● Exercise requirements
Retype the full set of records. Keep every character identical.

● Data shown
━━━━━━
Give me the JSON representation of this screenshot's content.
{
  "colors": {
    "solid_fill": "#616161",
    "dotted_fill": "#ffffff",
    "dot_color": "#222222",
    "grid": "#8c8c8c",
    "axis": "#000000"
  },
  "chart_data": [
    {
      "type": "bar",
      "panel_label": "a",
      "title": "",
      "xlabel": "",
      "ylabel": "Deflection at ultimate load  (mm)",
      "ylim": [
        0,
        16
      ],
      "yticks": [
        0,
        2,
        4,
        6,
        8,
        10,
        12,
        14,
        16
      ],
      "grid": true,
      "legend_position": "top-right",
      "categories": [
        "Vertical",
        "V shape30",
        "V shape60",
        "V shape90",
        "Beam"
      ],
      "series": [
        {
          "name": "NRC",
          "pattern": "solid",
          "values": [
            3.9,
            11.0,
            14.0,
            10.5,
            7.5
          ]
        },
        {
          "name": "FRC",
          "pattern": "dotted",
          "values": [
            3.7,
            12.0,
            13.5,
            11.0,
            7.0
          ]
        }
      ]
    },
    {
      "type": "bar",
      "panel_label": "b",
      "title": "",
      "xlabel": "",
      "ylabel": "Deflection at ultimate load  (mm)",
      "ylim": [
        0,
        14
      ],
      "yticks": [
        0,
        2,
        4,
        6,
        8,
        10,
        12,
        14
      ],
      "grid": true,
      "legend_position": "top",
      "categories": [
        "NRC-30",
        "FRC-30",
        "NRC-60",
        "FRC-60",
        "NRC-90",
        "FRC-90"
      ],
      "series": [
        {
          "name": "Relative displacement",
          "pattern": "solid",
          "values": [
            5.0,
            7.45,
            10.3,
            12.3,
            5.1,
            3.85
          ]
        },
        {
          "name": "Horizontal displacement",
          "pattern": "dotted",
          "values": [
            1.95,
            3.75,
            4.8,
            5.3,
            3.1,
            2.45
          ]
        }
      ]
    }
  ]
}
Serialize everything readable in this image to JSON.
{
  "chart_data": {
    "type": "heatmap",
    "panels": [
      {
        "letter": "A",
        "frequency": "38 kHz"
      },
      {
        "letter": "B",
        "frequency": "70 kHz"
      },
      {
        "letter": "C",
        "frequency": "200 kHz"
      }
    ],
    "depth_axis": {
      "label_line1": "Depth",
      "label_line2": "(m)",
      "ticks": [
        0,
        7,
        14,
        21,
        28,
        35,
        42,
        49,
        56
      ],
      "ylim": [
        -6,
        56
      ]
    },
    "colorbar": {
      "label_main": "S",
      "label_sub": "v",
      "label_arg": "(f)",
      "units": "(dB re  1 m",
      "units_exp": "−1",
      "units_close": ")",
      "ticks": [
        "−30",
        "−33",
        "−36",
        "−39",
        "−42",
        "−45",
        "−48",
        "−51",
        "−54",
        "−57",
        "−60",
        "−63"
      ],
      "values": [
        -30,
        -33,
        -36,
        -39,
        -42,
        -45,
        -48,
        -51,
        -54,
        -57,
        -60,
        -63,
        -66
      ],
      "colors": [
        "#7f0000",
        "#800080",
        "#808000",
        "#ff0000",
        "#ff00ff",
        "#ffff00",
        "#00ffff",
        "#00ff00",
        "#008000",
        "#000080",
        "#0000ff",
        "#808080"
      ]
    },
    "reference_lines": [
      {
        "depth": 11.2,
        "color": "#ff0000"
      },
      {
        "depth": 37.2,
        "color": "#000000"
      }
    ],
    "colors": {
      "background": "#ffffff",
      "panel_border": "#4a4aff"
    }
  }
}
━━━━━━
● Answer to this task
Give me the JSON representation of this screenshot's content.
{
  "colors": {
    "solid_fill": "#616161",
    "dotted_fill": "#ffffff",
    "dot_color": "#222222",
    "grid": "#8c8c8c",
    "axis": "#000000"
  },
  "chart_data": [
    {
      "type": "bar",
      "panel_label": "a",
      "title": "",
      "xlabel": "",
      "ylabel": "Deflection at ultimate load  (mm)",
      "ylim": [
        0,
        16
      ],
      "yticks": [
        0,
        2,
        4,
        6,
        8,
        10,
        12,
        14,
        16
      ],
      "grid": true,
      "legend_position": "top-right",
      "categories": [
        "Vertical",
        "V shape30",
        "V shape60",
        "V shape90",
        "Beam"
      ],
      "series": [
        {
          "name": "NRC",
          "pattern": "solid",
          "values": [
            3.9,
            11.0,
            14.0,
            10.5,
            7.5
          ]
        },
        {
          "name": "FRC",
          "pattern": "dotted",
          "values": [
            3.7,
            12.0,
            13.5,
            11.0,
            7.0
          ]
        }
      ]
    },
    {
      "type": "bar",
      "panel_label": "b",
      "title": "",
      "xlabel": "",
      "ylabel": "Deflection at ultimate load  (mm)",
      "ylim": [
        0,
        14
      ],
      "yticks": [
        0,
        2,
        4,
        6,
        8,
        10,
        12,
        14
      ],
      "grid": true,
      "legend_position": "top",
      "categories": [
        "NRC-30",
        "FRC-30",
        "NRC-60",
        "FRC-60",
        "NRC-90",
        "FRC-90"
      ],
      "series": [
        {
          "name": "Relative displacement",
          "pattern": "solid",
          "values": [
            5.0,
            7.45,
            10.3,
            12.3,
            5.1,
            3.85
          ]
        },
        {
          "name": "Horizontal displacement",
          "pattern": "dotted",
          "values": [
            1.95,
            3.75,
            4.8,
            5.3,
            3.1,
            2.45
          ]
        }
      ]
    }
  ]
}
Serialize everything readable in this image to JSON.
{
  "chart_data": {
    "type": "heatmap",
    "panels": [
      {
        "letter": "A",
        "frequency": "38 kHz"
      },
      {
        "letter": "B",
        "frequency": "70 kHz"
      },
      {
        "letter": "C",
        "frequency": "200 kHz"
      }
    ],
    "depth_axis": {
      "label_line1": "Depth",
      "label_line2": "(m)",
      "ticks": [
        0,
        7,
        14,
        21,
        28,
        35,
        42,
        49,
        56
      ],
      "ylim": [
        -6,
        56
      ]
    },
    "colorbar": {
      "label_main": "S",
      "label_sub": "v",
      "label_arg": "(f)",
      "units": "(dB re  1 m",
      "units_exp": "−1",
      "units_close": ")",
      "ticks": [
        "−30",
        "−33",
        "−36",
        "−39",
        "−42",
        "−45",
        "−48",
        "−51",
        "−54",
        "−57",
        "−60",
        "−63"
      ],
      "values": [
        -30,
        -33,
        -36,
        -39,
        -42,
        -45,
        -48,
        -51,
        -54,
        -57,
        -60,
        -63,
        -66
      ],
      "colors": [
        "#7f0000",
        "#800080",
        "#808000",
        "#ff0000",
        "#ff00ff",
        "#ffff00",
        "#00ffff",
        "#00ff00",
        "#008000",
        "#000080",
        "#0000ff",
        "#808080"
      ]
    },
    "reference_lines": [
      {
        "depth": 11.2,
        "color": "#ff0000"
      },
      {
        "depth": 37.2,
        "color": "#000000"
      }
    ],
    "colors": {
      "background": "#ffffff",
      "panel_border": "#4a4aff"
    }
  }
}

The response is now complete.